▶ **BRANO DI PARTENZA**
:::
E finché non spuntò il giorno, Paolo esortava tutti a prendere cibo dicendo: “Oggi é il quattordicesimo giorno che passate digiuni nell’attesa, senza prender nulla. Per questo vi esorto a prender cibo; é necessario per la vostra salute. A nessuno di voi perirà anche un solo capello del capo”. Ciò detto, prese del pane, rese grazie a Dio davanti a tutti e, spezzatolo, prese a mangiare. Tutti si sentirono rianimati, e anch’essi presero cibo. Erano complessivamente sulla nave duecentosessantasei persone. Dopo essersi rinfrancati con cibo, presero ad alleggerire la nave, gettando il frumento nel mare.

 

Fattosi giorno, non riuscivano a conoscere quella terra; ma ravvisarono un’insenatura con spiaggia, e verso di essa deliberarono di spingere, se fosse possibile, la nave. Levarono d’intorno le ancore, che lasciarono andare nel mare; al tempo stesso allentarono i legami dei timoni e levarono al vento l’artimone, movendo così verso la spiaggia.

 

 


Artimóne s. m. [dal lat. artĕmon -ōnis, gr. ρτμων -ωνος], ant. – Nell’antichità classica nome di una vela di cui non si sono potute accertare le dimensioni e l’esatta posizione sulla nave. Nel medioevo sembra indicasse una vela trapezoidale o anche triangolare del secondo ordine subito al disopra della maestra, ossia la gabbia (cfr. Dante, Inf. XXI, 15: Chi terzeruolo e artimon rintoppa). Il termine non è più in uso nella marina italiana; in francese la voce artimon, tuttora in uso, indica l’albero e la vela di mezzana.
:::
▶ **VOCI FORNITE**
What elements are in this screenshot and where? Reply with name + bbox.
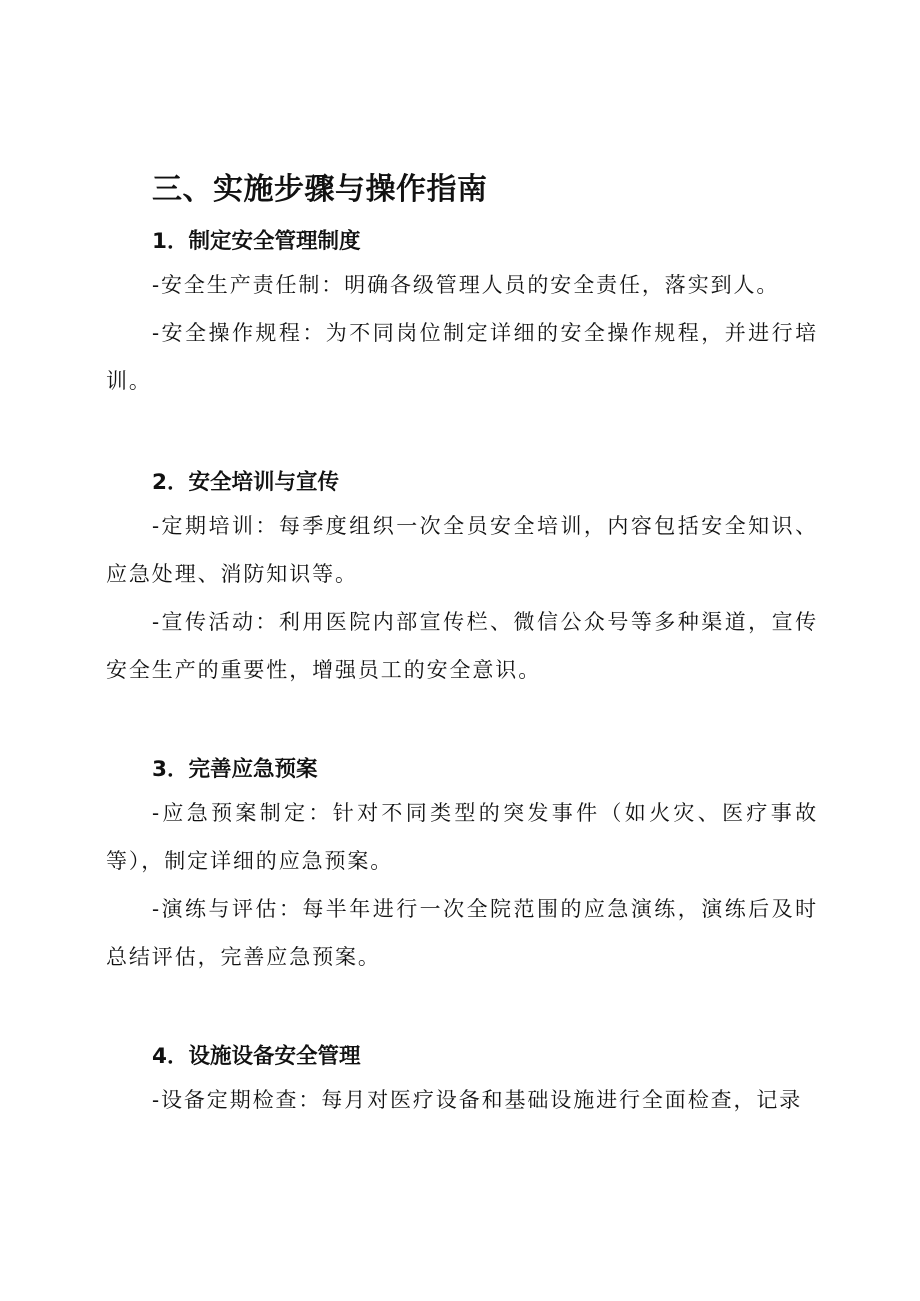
subsection-title-2: 2．安全培训与宣传 [152, 470, 339, 495]
paragraph-3-1: -应急预案制定：针对不同类型的突发事件（如火灾、医疗事故等），制定详细的应急预案。 [106, 801, 818, 873]
paragraph-1-2: -安全操作规程：为不同岗位制定详细的安全操作规程，并进行培训。 [106, 321, 818, 393]
paragraph-1-1: -安全生产责任制：明确各级管理人员的安全责任，落实到人。 [152, 273, 780, 297]
subsection-title-4: 4．设施设备安全管理 [152, 1044, 361, 1069]
subsection-title-1: 1．制定安全管理制度 [152, 229, 361, 254]
paragraph-2-2: -宣传活动：利用医院内部宣传栏、微信公众号等多种渠道，宣传安全生产的重要性，增强员工的安全意识。 [106, 610, 818, 682]
paragraph-4-1: -设备定期检查：每月对医疗设备和基础设施进行全面检查，记录 [152, 1088, 803, 1112]
paragraph-2-1: -定期培训：每季度组织一次全员安全培训，内容包括安全知识、应急处理、消防知识等。 [106, 514, 818, 586]
subsection-title-3: 3．完善应急预案 [152, 757, 318, 782]
paragraph-3-2: -演练与评估：每半年进行一次全院范围的应急演练，演练后及时总结评估，完善应急预案。 [106, 897, 818, 969]
section-heading: 三、实施步骤与操作指南 [152, 172, 488, 207]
:::
▶ **LAVORO RICHIESTO**
1. Secondo il brano, quante persone si trovavano complessivamente sulla nave?
2. Trascrivi dal brano il tratto che parte dalle parole "Fattosi giorno, non" e fermati dopo le parole "vela di mezzana.".
Le voci non hanno alcun legame con il brano.

▶ **RISPOSTE IN ORDINE**
1. Duecentosessantasei persone.

2.
Fattosi giorno, non riuscivano a conoscere quella terra; ma ravvisarono un’insenatura con spiaggia, e verso di essa deliberarono di spingere, se fosse possibile, la nave. Levarono d’intorno le ancore, che lasciarono andare nel mare; al tempo stesso allentarono i legami dei timoni e levarono al vento l’artimone, movendo così verso la spiaggia.

 

 


Artimóne s. m. [dal lat. artĕmon -ōnis, gr. ρτμων -ωνος], ant. – Nell’antichità classica nome di una vela di cui non si sono potute accertare le dimensioni e l’esatta posizione sulla nave. Nel medioevo sembra indicasse una vela trapezoidale o anche triangolare del secondo ordine subito al disopra della maestra, ossia la gabbia (cfr. Dante, Inf. XXI, 15: Chi terzeruolo e artimon rintoppa). Il termine non è più in uso nella marina italiana; in francese la voce artimon, tuttora in uso, indica l’albero e la vela di mezzana.